Assignment ▸ Could you write out all the records once more, exactly?

Entries shown ▸
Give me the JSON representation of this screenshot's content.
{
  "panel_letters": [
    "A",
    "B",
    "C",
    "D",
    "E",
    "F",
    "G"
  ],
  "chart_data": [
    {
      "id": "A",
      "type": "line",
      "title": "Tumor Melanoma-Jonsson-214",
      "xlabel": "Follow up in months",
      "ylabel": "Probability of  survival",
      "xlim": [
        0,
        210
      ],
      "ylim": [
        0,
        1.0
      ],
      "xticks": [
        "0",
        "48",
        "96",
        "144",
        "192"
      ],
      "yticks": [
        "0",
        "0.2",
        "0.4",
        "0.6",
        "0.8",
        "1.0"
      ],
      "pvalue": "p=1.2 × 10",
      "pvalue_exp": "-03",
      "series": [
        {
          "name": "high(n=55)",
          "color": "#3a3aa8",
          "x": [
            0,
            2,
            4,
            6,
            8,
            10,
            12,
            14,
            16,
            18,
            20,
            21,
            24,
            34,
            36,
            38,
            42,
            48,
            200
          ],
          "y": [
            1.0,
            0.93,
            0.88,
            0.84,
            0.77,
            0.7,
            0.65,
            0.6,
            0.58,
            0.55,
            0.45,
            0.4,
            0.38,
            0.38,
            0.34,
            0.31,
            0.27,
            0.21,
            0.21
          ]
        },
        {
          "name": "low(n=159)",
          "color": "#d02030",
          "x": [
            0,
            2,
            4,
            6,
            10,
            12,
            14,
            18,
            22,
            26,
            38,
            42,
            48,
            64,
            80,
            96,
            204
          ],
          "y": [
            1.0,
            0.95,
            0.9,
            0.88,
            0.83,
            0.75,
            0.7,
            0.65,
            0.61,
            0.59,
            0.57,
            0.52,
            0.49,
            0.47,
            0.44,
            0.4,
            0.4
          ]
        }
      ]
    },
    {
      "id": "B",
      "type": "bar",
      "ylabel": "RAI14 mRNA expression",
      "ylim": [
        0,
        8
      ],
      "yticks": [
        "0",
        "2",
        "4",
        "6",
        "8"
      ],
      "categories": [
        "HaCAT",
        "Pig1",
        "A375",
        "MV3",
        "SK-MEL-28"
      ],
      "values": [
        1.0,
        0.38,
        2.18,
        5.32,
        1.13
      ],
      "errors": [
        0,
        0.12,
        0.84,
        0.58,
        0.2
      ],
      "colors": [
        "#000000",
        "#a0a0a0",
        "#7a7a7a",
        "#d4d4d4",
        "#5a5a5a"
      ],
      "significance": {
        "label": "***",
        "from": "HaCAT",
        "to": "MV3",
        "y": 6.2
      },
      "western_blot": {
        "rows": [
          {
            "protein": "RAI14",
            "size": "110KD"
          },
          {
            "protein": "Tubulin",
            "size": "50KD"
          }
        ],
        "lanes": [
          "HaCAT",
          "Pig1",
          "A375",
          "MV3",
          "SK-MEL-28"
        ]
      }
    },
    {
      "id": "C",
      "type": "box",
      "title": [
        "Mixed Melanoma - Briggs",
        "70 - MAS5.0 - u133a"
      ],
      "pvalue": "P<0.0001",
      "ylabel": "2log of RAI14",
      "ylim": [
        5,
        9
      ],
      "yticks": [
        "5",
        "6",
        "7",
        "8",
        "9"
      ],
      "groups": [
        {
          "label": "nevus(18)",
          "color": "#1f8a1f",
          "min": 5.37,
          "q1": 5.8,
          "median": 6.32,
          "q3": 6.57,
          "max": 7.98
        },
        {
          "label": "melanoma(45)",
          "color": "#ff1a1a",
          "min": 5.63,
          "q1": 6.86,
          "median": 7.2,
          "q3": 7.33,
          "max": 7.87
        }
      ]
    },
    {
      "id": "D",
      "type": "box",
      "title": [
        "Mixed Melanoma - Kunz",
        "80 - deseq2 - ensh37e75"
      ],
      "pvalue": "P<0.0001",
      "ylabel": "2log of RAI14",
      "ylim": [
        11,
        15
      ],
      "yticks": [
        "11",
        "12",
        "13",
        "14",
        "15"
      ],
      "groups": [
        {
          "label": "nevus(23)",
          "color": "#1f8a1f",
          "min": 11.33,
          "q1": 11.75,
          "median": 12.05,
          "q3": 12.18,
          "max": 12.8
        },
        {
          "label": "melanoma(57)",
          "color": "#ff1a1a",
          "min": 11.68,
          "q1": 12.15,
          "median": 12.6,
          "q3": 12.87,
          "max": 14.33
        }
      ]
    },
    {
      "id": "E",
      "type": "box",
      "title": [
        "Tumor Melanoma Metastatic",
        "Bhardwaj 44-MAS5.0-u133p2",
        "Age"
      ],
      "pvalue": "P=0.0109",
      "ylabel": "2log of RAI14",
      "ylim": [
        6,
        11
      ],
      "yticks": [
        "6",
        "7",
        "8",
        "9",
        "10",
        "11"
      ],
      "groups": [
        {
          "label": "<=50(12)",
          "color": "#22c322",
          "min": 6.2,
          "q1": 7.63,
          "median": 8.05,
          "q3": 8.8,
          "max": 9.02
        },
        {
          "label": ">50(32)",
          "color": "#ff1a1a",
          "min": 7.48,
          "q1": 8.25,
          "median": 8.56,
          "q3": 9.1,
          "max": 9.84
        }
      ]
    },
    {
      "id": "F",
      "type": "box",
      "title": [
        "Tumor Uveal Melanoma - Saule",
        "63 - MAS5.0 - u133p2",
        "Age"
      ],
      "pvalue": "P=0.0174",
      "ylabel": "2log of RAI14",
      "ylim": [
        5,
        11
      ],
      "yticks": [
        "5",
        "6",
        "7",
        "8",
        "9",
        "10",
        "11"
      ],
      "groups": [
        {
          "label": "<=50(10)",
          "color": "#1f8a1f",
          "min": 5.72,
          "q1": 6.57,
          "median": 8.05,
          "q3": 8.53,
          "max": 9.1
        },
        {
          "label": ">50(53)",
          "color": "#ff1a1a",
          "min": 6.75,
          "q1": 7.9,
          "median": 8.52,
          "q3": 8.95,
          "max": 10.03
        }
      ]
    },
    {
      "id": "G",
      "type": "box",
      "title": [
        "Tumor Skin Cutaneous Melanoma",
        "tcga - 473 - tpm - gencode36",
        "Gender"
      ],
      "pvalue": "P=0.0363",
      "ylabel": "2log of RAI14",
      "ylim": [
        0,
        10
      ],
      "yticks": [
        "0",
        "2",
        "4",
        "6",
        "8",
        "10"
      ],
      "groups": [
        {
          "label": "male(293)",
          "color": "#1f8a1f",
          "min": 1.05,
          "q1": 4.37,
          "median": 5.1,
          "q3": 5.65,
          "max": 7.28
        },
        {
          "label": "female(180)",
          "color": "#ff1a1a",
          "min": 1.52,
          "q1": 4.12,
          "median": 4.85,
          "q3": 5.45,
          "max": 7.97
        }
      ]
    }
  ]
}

Result for this exercise ▸
Give me the JSON representation of this screenshot's content.
{
  "panel_letters": [
    "A",
    "B",
    "C",
    "D",
    "E",
    "F",
    "G"
  ],
  "chart_data": [
    {
      "id": "A",
      "type": "line",
      "title": "Tumor Melanoma-Jonsson-214",
      "xlabel": "Follow up in months",
      "ylabel": "Probability of  survival",
      "xlim": [
        0,
        210
      ],
      "ylim": [
        0,
        1.0
      ],
      "xticks": [
        "0",
        "48",
        "96",
        "144",
        "192"
      ],
      "yticks": [
        "0",
        "0.2",
        "0.4",
        "0.6",
        "0.8",
        "1.0"
      ],
      "pvalue": "p=1.2 × 10",
      "pvalue_exp": "-03",
      "series": [
        {
          "name": "high(n=55)",
          "color": "#3a3aa8",
          "x": [
            0,
            2,
            4,
            6,
            8,
            10,
            12,
            14,
            16,
            18,
            20,
            21,
            24,
            34,
            36,
            38,
            42,
            48,
            200
          ],
          "y": [
            1.0,
            0.93,
            0.88,
            0.84,
            0.77,
            0.7,
            0.65,
            0.6,
            0.58,
            0.55,
            0.45,
            0.4,
            0.38,
            0.38,
            0.34,
            0.31,
            0.27,
            0.21,
            0.21
          ]
        },
        {
          "name": "low(n=159)",
          "color": "#d02030",
          "x": [
            0,
            2,
            4,
            6,
            10,
            12,
            14,
            18,
            22,
            26,
            38,
            42,
            48,
            64,
            80,
            96,
            204
          ],
          "y": [
            1.0,
            0.95,
            0.9,
            0.88,
            0.83,
            0.75,
            0.7,
            0.65,
            0.61,
            0.59,
            0.57,
            0.52,
            0.49,
            0.47,
            0.44,
            0.4,
            0.4
          ]
        }
      ]
    },
    {
      "id": "B",
      "type": "bar",
      "ylabel": "RAI14 mRNA expression",
      "ylim": [
        0,
        8
      ],
      "yticks": [
        "0",
        "2",
        "4",
        "6",
        "8"
      ],
      "categories": [
        "HaCAT",
        "Pig1",
        "A375",
        "MV3",
        "SK-MEL-28"
      ],
      "values": [
        1.0,
        0.38,
        2.18,
        5.32,
        1.13
      ],
      "errors": [
        0,
        0.12,
        0.84,
        0.58,
        0.2
      ],
      "colors": [
        "#000000",
        "#a0a0a0",
        "#7a7a7a",
        "#d4d4d4",
        "#5a5a5a"
      ],
      "significance": {
        "label": "***",
        "from": "HaCAT",
        "to": "MV3",
        "y": 6.2
      },
      "western_blot": {
        "rows": [
          {
            "protein": "RAI14",
            "size": "110KD"
          },
          {
            "protein": "Tubulin",
            "size": "50KD"
          }
        ],
        "lanes": [
          "HaCAT",
          "Pig1",
          "A375",
          "MV3",
          "SK-MEL-28"
        ]
      }
    },
    {
      "id": "C",
      "type": "box",
      "title": [
        "Mixed Melanoma - Briggs",
        "70 - MAS5.0 - u133a"
      ],
      "pvalue": "P<0.0001",
      "ylabel": "2log of RAI14",
      "ylim": [
        5,
        9
      ],
      "yticks": [
        "5",
        "6",
        "7",
        "8",
        "9"
      ],
      "groups": [
        {
          "label": "nevus(18)",
          "color": "#1f8a1f",
          "min": 5.37,
          "q1": 5.8,
          "median": 6.32,
          "q3": 6.57,
          "max": 7.98
        },
        {
          "label": "melanoma(45)",
          "color": "#ff1a1a",
          "min": 5.63,
          "q1": 6.86,
          "median": 7.2,
          "q3": 7.33,
          "max": 7.87
        }
      ]
    },
    {
      "id": "D",
      "type": "box",
      "title": [
        "Mixed Melanoma - Kunz",
        "80 - deseq2 - ensh37e75"
      ],
      "pvalue": "P<0.0001",
      "ylabel": "2log of RAI14",
      "ylim": [
        11,
        15
      ],
      "yticks": [
        "11",
        "12",
        "13",
        "14",
        "15"
      ],
      "groups": [
        {
          "label": "nevus(23)",
          "color": "#1f8a1f",
          "min": 11.33,
          "q1": 11.75,
          "median": 12.05,
          "q3": 12.18,
          "max": 12.8
        },
        {
          "label": "melanoma(57)",
          "color": "#ff1a1a",
          "min": 11.68,
          "q1": 12.15,
          "median": 12.6,
          "q3": 12.87,
          "max": 14.33
        }
      ]
    },
    {
      "id": "E",
      "type": "box",
      "title": [
        "Tumor Melanoma Metastatic",
        "Bhardwaj 44-MAS5.0-u133p2",
        "Age"
      ],
      "pvalue": "P=0.0109",
      "ylabel": "2log of RAI14",
      "ylim": [
        6,
        11
      ],
      "yticks": [
        "6",
        "7",
        "8",
        "9",
        "10",
        "11"
      ],
      "groups": [
        {
          "label": "<=50(12)",
          "color": "#22c322",
          "min": 6.2,
          "q1": 7.63,
          "median": 8.05,
          "q3": 8.8,
          "max": 9.02
        },
        {
          "label": ">50(32)",
          "color": "#ff1a1a",
          "min": 7.48,
          "q1": 8.25,
          "median": 8.56,
          "q3": 9.1,
          "max": 9.84
        }
      ]
    },
    {
      "id": "F",
      "type": "box",
      "title": [
        "Tumor Uveal Melanoma - Saule",
        "63 - MAS5.0 - u133p2",
        "Age"
      ],
      "pvalue": "P=0.0174",
      "ylabel": "2log of RAI14",
      "ylim": [
        5,
        11
      ],
      "yticks": [
        "5",
        "6",
        "7",
        "8",
        "9",
        "10",
        "11"
      ],
      "groups": [
        {
          "label": "<=50(10)",
          "color": "#1f8a1f",
          "min": 5.72,
          "q1": 6.57,
          "median": 8.05,
          "q3": 8.53,
          "max": 9.1
        },
        {
          "label": ">50(53)",
          "color": "#ff1a1a",
          "min": 6.75,
          "q1": 7.9,
          "median": 8.52,
          "q3": 8.95,
          "max": 10.03
        }
      ]
    },
    {
      "id": "G",
      "type": "box",
      "title": [
        "Tumor Skin Cutaneous Melanoma",
        "tcga - 473 - tpm - gencode36",
        "Gender"
      ],
      "pvalue": "P=0.0363",
      "ylabel": "2log of RAI14",
      "ylim": [
        0,
        10
      ],
      "yticks": [
        "0",
        "2",
        "4",
        "6",
        "8",
        "10"
      ],
      "groups": [
        {
          "label": "male(293)",
          "color": "#1f8a1f",
          "min": 1.05,
          "q1": 4.37,
          "median": 5.1,
          "q3": 5.65,
          "max": 7.28
        },
        {
          "label": "female(180)",
          "color": "#ff1a1a",
          "min": 1.52,
          "q1": 4.12,
          "median": 4.85,
          "q3": 5.45,
          "max": 7.97
        }
      ]
    }
  ]
}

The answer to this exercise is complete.